_WRITTEN INSTRUCTION 1_
In the floating-point arithmetic text, rewrite the passage starting at "The 5/6 example above" and ending at "from 1 to 2.", swapping "rounded" for "approximated".
_WRITTEN INSTRUCTION 2_
According to the floating-point arithmetic text, how many bits of a 64-bit floating-point number are allotted to the exponent?

PSA: floating-point arithmetic


Sometimes people are surprised by the results of floating-point calculations such as

julia> 5/6                
0.8333333333333334       # shouldn't the last digit be 3?

julia> 2.6 - 0.7 - 1.9   
2.220446049250313e-16    # shouldn't the answer be 0?

These are not bugs in Julia. They’re consequences of the IEEE-standard 64-bit binary representation of floating-point numbers that is burned into computer hardware, which Julia and many other languages use by default.

Brief explanation

You can think of 64-bit floating point numbers like binary scientific notation with 52 bits for the mantissa, 11 bits for the exponent, and 1 bit for the sign. The 52-bit mantissa means that floating-point numbers between 1 and 2 are spaced 2^{-52} \approx 10^{-16} apart. When you type in a decimal number or perform an arithmetic operation, in general the result must be rounded to the nearest floating-point number.

The 5/6 example above has a trailing 4 because the 64-bit float that is closest to 5/6 prints as 0.8333333333333334 when converted back to decimal and printed to all 16 significant digits.

In the 2.6 - 0.7 - 1.9 example, none of those three decimal numbers has an exact 64-bit binary representation, so each must be rounded to the nearest 64-bit float before doing any arithmetic. Further, since the 64-bit floating-point number system is not closed under arithmetic operations, the results of arithmetic operations generally usually must be rounded to the nearest 64-bit float as well. All these rounding operations produce a result that is close to but not exactly zero. The strange-looking number that should be zero is actually 2^{-52} -the spacing between floating-point numbers in the range from 1 to 2.

julia> 2.6 - 0.7 - 1.9   

julia> 2.0^-52

It might seem you could fix these problems by switching to a base-10 floating-point number system. This would eliminate initial rounding errors when converting from decimal, but the fix would be totally superficial. Most arithmetic operations occur on the results from previous calculations. Any exactness due to lack of initial rounding error would be lost after just a few calculations. And the cost doing floating-point arithmetic in decimal, in hardware or software, is big.

The take-home message is that any finite computer representation of the real number system has finite precision, so wanting exact answers is unrealistic. For 64-bit floating-point numbers, you cannot expect conversions from decimal or arithmetic operations to be accurate to more than 16 digits.

More detail: 5/6

Still glossing over a lot of subtlety (overflow./underflow, subnormals, etc.), a 64-bit float is a number of the form

\pm (1 + m \: 2^{-52}) \: 2^n

where m is an integer between 0 and 2^{52}-1 (occupying 52 bits), n is an integer between -2^{10} and 2^{10}-1 (occupying 11 bits), and the remaining 1 bit is used for the sign.

In the 5/6 example, the closest 64-bit float to 5/6 has m=3002399751580331 and n=-1. You can see this by computing the errors of nearby floats in higher precision. (I truncated digits from the output to make it easier to read.)

_RECORDS SUPPLIED_
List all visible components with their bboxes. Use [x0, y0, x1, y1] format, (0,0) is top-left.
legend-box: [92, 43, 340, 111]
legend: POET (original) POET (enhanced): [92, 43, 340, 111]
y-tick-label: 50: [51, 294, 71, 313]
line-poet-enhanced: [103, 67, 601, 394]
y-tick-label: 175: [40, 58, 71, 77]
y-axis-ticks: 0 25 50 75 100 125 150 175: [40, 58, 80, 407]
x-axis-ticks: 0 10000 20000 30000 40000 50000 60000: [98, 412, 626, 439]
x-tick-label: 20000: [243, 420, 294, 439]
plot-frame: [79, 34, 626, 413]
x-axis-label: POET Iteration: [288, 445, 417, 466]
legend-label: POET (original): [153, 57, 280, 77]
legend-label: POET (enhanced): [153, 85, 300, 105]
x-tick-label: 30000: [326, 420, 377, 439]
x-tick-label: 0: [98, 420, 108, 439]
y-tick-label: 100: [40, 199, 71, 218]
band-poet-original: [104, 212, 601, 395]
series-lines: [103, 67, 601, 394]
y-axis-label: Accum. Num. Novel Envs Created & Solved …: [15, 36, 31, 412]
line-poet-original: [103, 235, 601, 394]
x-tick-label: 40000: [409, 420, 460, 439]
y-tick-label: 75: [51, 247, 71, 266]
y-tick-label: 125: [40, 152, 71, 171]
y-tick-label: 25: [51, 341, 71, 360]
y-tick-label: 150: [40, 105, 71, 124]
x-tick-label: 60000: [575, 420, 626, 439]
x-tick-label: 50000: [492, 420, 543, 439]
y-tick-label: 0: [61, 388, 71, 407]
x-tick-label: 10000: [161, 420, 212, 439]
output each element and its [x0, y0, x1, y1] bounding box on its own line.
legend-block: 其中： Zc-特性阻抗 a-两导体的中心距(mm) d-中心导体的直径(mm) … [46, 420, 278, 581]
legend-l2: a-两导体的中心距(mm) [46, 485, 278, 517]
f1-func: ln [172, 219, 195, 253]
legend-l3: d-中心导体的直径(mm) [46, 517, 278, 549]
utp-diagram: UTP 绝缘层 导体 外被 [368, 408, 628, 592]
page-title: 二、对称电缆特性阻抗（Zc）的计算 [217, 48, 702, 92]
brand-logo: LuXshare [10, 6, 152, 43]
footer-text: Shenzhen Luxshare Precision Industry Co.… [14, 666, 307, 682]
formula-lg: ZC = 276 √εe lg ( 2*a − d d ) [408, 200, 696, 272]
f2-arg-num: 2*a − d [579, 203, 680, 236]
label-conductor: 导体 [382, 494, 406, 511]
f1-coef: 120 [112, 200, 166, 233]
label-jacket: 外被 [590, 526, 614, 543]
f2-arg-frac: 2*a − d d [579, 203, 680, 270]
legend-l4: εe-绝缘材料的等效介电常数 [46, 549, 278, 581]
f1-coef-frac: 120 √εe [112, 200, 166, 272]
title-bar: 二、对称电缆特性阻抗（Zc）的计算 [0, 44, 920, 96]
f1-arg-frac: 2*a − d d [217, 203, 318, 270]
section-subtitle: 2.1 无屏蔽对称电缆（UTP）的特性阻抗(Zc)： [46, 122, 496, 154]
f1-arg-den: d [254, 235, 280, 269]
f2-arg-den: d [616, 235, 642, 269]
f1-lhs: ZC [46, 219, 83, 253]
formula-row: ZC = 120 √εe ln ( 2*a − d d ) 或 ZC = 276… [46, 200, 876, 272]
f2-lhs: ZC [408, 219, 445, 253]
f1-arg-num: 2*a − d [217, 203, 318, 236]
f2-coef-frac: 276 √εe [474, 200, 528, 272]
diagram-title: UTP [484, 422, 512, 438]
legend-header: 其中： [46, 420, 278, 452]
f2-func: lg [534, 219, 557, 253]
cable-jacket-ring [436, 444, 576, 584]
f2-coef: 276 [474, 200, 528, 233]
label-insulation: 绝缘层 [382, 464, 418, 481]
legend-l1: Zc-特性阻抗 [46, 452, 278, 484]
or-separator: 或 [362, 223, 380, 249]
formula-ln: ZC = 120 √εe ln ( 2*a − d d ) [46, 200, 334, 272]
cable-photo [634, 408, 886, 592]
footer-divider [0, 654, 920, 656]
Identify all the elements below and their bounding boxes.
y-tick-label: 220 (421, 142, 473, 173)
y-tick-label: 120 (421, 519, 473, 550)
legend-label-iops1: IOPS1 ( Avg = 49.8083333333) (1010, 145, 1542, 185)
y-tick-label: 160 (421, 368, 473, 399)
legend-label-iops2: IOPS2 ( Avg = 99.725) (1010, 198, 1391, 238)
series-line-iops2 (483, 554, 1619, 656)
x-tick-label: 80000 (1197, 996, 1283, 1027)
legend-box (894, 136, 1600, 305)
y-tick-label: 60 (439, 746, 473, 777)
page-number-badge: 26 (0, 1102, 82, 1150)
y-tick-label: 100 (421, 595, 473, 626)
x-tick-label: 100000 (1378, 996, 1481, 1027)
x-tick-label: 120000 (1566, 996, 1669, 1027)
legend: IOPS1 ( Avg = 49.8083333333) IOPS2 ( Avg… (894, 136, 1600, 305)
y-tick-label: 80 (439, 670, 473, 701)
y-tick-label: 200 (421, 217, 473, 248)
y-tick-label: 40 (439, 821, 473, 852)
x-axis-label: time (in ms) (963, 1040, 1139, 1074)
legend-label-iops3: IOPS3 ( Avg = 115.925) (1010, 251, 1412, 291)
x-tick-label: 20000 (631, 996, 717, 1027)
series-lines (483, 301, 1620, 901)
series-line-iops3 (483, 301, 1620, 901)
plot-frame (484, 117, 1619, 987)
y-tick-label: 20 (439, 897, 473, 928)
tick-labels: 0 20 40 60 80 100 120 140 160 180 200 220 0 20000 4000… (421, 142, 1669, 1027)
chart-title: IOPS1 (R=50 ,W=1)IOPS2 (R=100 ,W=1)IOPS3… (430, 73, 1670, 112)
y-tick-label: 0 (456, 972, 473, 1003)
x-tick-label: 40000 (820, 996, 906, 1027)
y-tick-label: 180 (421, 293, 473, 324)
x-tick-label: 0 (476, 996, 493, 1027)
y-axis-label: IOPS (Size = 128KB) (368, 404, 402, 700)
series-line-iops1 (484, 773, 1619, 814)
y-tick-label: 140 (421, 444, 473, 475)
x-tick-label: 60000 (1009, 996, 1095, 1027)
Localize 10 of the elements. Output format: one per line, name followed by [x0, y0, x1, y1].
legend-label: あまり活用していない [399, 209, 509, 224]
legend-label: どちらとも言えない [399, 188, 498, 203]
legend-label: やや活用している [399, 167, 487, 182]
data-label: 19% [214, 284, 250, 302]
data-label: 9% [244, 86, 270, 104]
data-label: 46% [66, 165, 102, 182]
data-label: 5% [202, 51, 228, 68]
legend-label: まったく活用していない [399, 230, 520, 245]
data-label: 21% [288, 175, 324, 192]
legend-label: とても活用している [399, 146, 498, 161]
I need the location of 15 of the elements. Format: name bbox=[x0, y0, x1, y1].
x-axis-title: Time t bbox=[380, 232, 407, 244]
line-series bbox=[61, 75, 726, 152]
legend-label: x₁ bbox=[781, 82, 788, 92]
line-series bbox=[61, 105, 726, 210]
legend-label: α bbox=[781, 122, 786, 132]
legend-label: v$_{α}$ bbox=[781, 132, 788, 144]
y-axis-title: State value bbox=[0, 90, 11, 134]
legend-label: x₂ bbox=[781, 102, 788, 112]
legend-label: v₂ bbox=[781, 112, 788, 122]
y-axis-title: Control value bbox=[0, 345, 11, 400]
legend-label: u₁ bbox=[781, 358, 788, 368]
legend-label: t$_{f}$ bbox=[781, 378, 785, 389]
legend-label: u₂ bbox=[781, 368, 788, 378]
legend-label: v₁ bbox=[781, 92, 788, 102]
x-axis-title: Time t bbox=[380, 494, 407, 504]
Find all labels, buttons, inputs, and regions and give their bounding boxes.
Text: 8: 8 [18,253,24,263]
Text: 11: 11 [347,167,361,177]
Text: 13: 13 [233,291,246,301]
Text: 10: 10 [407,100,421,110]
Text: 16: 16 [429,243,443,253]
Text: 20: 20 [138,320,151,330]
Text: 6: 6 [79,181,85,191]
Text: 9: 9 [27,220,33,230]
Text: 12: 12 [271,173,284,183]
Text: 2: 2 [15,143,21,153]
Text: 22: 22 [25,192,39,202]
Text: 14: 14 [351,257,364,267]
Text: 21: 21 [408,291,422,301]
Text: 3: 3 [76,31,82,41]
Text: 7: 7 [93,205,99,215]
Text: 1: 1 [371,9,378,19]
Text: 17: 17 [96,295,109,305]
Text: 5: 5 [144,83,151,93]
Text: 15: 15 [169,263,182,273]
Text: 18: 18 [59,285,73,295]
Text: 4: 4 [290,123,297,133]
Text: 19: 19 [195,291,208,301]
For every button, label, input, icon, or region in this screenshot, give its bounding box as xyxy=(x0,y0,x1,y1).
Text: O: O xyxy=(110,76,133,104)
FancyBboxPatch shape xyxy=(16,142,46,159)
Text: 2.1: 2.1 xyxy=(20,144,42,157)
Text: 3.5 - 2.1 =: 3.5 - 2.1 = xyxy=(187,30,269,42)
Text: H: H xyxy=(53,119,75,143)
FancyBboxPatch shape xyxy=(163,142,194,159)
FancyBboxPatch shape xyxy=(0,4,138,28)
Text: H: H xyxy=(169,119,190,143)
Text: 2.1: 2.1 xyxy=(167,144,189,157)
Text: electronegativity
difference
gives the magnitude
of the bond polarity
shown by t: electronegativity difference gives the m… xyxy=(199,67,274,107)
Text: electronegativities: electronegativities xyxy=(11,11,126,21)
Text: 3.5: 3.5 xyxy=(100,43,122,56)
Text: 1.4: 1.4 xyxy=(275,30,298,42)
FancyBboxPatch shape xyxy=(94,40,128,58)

_WORKED SOLUTION 1_
The 5/6 example above has a trailing 4 because the 64-bit float that is closest to 5/6 prints as 0.8333333333333334 when converted back to decimal and printed to all 16 significant digits.

In the 2.6 - 0.7 - 1.9 example, none of those three decimal numbers has an exact 64-bit binary representation, so each must be approximated to the nearest 64-bit float before doing any arithmetic. Further, since the 64-bit floating-point number system is not closed under arithmetic operations, the results of arithmetic operations generally usually must be approximated to the nearest 64-bit float as well. All these rounding operations produce a result that is close to but not exactly zero. The strange-looking number that should be zero is actually 2^{-52} -the spacing between floating-point numbers in the range from 1 to 2.

_WORKED SOLUTION 2_
11 bits.